Items listed in a dataset:
☆ ☆ ☆ ☆ ☆ ☆ ☆
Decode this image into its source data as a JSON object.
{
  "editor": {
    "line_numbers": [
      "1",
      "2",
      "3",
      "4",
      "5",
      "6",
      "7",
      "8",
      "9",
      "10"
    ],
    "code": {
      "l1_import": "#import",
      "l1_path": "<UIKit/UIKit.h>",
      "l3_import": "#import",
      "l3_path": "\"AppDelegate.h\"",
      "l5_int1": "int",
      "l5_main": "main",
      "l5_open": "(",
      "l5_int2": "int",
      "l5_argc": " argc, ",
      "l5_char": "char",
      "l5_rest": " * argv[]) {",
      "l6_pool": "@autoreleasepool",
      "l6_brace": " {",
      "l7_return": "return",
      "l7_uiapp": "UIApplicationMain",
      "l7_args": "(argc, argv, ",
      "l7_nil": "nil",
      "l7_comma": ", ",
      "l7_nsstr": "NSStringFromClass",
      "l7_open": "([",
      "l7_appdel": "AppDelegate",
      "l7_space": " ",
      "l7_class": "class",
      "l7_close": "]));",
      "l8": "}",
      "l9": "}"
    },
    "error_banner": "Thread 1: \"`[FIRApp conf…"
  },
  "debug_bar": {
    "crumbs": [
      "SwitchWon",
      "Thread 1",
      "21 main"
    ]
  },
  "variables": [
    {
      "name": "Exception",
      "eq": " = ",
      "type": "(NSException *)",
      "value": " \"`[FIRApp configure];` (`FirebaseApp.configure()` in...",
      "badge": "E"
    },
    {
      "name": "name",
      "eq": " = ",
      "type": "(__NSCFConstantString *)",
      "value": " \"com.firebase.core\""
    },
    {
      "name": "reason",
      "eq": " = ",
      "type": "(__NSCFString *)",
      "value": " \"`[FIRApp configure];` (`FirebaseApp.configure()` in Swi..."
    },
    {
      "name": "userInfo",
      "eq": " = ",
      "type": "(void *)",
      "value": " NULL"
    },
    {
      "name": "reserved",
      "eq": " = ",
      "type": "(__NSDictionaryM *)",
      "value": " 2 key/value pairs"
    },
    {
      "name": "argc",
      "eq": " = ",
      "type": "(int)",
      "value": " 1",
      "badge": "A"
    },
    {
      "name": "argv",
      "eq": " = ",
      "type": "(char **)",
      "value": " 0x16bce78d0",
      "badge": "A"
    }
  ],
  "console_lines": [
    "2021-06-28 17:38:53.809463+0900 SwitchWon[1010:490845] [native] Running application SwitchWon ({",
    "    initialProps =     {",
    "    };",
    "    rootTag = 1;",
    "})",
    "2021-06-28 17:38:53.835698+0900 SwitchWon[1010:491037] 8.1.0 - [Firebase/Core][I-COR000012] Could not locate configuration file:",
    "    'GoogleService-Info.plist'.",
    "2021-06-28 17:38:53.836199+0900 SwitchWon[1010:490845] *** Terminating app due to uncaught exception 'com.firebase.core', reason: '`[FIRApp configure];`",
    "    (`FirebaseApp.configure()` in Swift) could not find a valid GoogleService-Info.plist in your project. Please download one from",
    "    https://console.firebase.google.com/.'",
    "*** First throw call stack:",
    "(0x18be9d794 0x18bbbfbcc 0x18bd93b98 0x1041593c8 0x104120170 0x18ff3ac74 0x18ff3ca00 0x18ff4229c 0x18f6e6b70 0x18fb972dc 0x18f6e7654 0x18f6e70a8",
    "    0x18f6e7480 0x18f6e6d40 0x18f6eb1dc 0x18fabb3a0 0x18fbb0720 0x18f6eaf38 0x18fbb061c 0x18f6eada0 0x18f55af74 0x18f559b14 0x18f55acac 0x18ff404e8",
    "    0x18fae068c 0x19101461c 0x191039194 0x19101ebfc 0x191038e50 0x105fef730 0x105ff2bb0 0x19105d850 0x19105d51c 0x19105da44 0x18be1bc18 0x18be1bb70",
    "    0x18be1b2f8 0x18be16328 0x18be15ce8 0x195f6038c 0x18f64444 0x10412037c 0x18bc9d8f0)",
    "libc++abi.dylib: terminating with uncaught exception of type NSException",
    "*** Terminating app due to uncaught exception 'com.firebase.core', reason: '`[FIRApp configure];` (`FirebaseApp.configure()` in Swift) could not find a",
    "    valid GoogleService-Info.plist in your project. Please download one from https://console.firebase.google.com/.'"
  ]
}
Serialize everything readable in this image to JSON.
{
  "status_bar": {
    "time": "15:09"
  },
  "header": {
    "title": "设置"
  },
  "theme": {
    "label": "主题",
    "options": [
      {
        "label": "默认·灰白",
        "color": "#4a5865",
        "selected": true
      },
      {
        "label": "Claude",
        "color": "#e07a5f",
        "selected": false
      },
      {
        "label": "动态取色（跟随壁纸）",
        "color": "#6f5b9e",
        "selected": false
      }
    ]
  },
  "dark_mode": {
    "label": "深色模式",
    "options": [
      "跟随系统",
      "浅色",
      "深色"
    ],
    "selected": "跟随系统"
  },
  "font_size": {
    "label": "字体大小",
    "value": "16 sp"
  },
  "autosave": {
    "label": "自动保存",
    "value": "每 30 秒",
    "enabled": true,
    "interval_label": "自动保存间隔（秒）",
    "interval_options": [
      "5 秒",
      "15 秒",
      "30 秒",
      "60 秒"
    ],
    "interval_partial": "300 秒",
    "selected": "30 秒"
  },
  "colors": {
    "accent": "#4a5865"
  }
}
☆ ☆ ☆ ☆ ☆ ☆ ☆
TASK DESCRIPTION: Your task is to transcribe the material exactly.

COMPLETED TASK:
Decode this image into its source data as a JSON object.
{
  "editor": {
    "line_numbers": [
      "1",
      "2",
      "3",
      "4",
      "5",
      "6",
      "7",
      "8",
      "9",
      "10"
    ],
    "code": {
      "l1_import": "#import",
      "l1_path": "<UIKit/UIKit.h>",
      "l3_import": "#import",
      "l3_path": "\"AppDelegate.h\"",
      "l5_int1": "int",
      "l5_main": "main",
      "l5_open": "(",
      "l5_int2": "int",
      "l5_argc": " argc, ",
      "l5_char": "char",
      "l5_rest": " * argv[]) {",
      "l6_pool": "@autoreleasepool",
      "l6_brace": " {",
      "l7_return": "return",
      "l7_uiapp": "UIApplicationMain",
      "l7_args": "(argc, argv, ",
      "l7_nil": "nil",
      "l7_comma": ", ",
      "l7_nsstr": "NSStringFromClass",
      "l7_open": "([",
      "l7_appdel": "AppDelegate",
      "l7_space": " ",
      "l7_class": "class",
      "l7_close": "]));",
      "l8": "}",
      "l9": "}"
    },
    "error_banner": "Thread 1: \"`[FIRApp conf…"
  },
  "debug_bar": {
    "crumbs": [
      "SwitchWon",
      "Thread 1",
      "21 main"
    ]
  },
  "variables": [
    {
      "name": "Exception",
      "eq": " = ",
      "type": "(NSException *)",
      "value": " \"`[FIRApp configure];` (`FirebaseApp.configure()` in...",
      "badge": "E"
    },
    {
      "name": "name",
      "eq": " = ",
      "type": "(__NSCFConstantString *)",
      "value": " \"com.firebase.core\""
    },
    {
      "name": "reason",
      "eq": " = ",
      "type": "(__NSCFString *)",
      "value": " \"`[FIRApp configure];` (`FirebaseApp.configure()` in Swi..."
    },
    {
      "name": "userInfo",
      "eq": " = ",
      "type": "(void *)",
      "value": " NULL"
    },
    {
      "name": "reserved",
      "eq": " = ",
      "type": "(__NSDictionaryM *)",
      "value": " 2 key/value pairs"
    },
    {
      "name": "argc",
      "eq": " = ",
      "type": "(int)",
      "value": " 1",
      "badge": "A"
    },
    {
      "name": "argv",
      "eq": " = ",
      "type": "(char **)",
      "value": " 0x16bce78d0",
      "badge": "A"
    }
  ],
  "console_lines": [
    "2021-06-28 17:38:53.809463+0900 SwitchWon[1010:490845] [native] Running application SwitchWon ({",
    "    initialProps =     {",
    "    };",
    "    rootTag = 1;",
    "})",
    "2021-06-28 17:38:53.835698+0900 SwitchWon[1010:491037] 8.1.0 - [Firebase/Core][I-COR000012] Could not locate configuration file:",
    "    'GoogleService-Info.plist'.",
    "2021-06-28 17:38:53.836199+0900 SwitchWon[1010:490845] *** Terminating app due to uncaught exception 'com.firebase.core', reason: '`[FIRApp configure];`",
    "    (`FirebaseApp.configure()` in Swift) could not find a valid GoogleService-Info.plist in your project. Please download one from",
    "    https://console.firebase.google.com/.'",
    "*** First throw call stack:",
    "(0x18be9d794 0x18bbbfbcc 0x18bd93b98 0x1041593c8 0x104120170 0x18ff3ac74 0x18ff3ca00 0x18ff4229c 0x18f6e6b70 0x18fb972dc 0x18f6e7654 0x18f6e70a8",
    "    0x18f6e7480 0x18f6e6d40 0x18f6eb1dc 0x18fabb3a0 0x18fbb0720 0x18f6eaf38 0x18fbb061c 0x18f6eada0 0x18f55af74 0x18f559b14 0x18f55acac 0x18ff404e8",
    "    0x18fae068c 0x19101461c 0x191039194 0x19101ebfc 0x191038e50 0x105fef730 0x105ff2bb0 0x19105d850 0x19105d51c 0x19105da44 0x18be1bc18 0x18be1bb70",
    "    0x18be1b2f8 0x18be16328 0x18be15ce8 0x195f6038c 0x18f64444 0x10412037c 0x18bc9d8f0)",
    "libc++abi.dylib: terminating with uncaught exception of type NSException",
    "*** Terminating app due to uncaught exception 'com.firebase.core', reason: '`[FIRApp configure];` (`FirebaseApp.configure()` in Swift) could not find a",
    "    valid GoogleService-Info.plist in your project. Please download one from https://console.firebase.google.com/.'"
  ]
}
Serialize everything readable in this image to JSON.
{
  "status_bar": {
    "time": "15:09"
  },
  "header": {
    "title": "设置"
  },
  "theme": {
    "label": "主题",
    "options": [
      {
        "label": "默认·灰白",
        "color": "#4a5865",
        "selected": true
      },
      {
        "label": "Claude",
        "color": "#e07a5f",
        "selected": false
      },
      {
        "label": "动态取色（跟随壁纸）",
        "color": "#6f5b9e",
        "selected": false
      }
    ]
  },
  "dark_mode": {
    "label": "深色模式",
    "options": [
      "跟随系统",
      "浅色",
      "深色"
    ],
    "selected": "跟随系统"
  },
  "font_size": {
    "label": "字体大小",
    "value": "16 sp"
  },
  "autosave": {
    "label": "自动保存",
    "value": "每 30 秒",
    "enabled": true,
    "interval_label": "自动保存间隔（秒）",
    "interval_options": [
      "5 秒",
      "15 秒",
      "30 秒",
      "60 秒"
    ],
    "interval_partial": "300 秒",
    "selected": "30 秒"
  },
  "colors": {
    "accent": "#4a5865"
  }
}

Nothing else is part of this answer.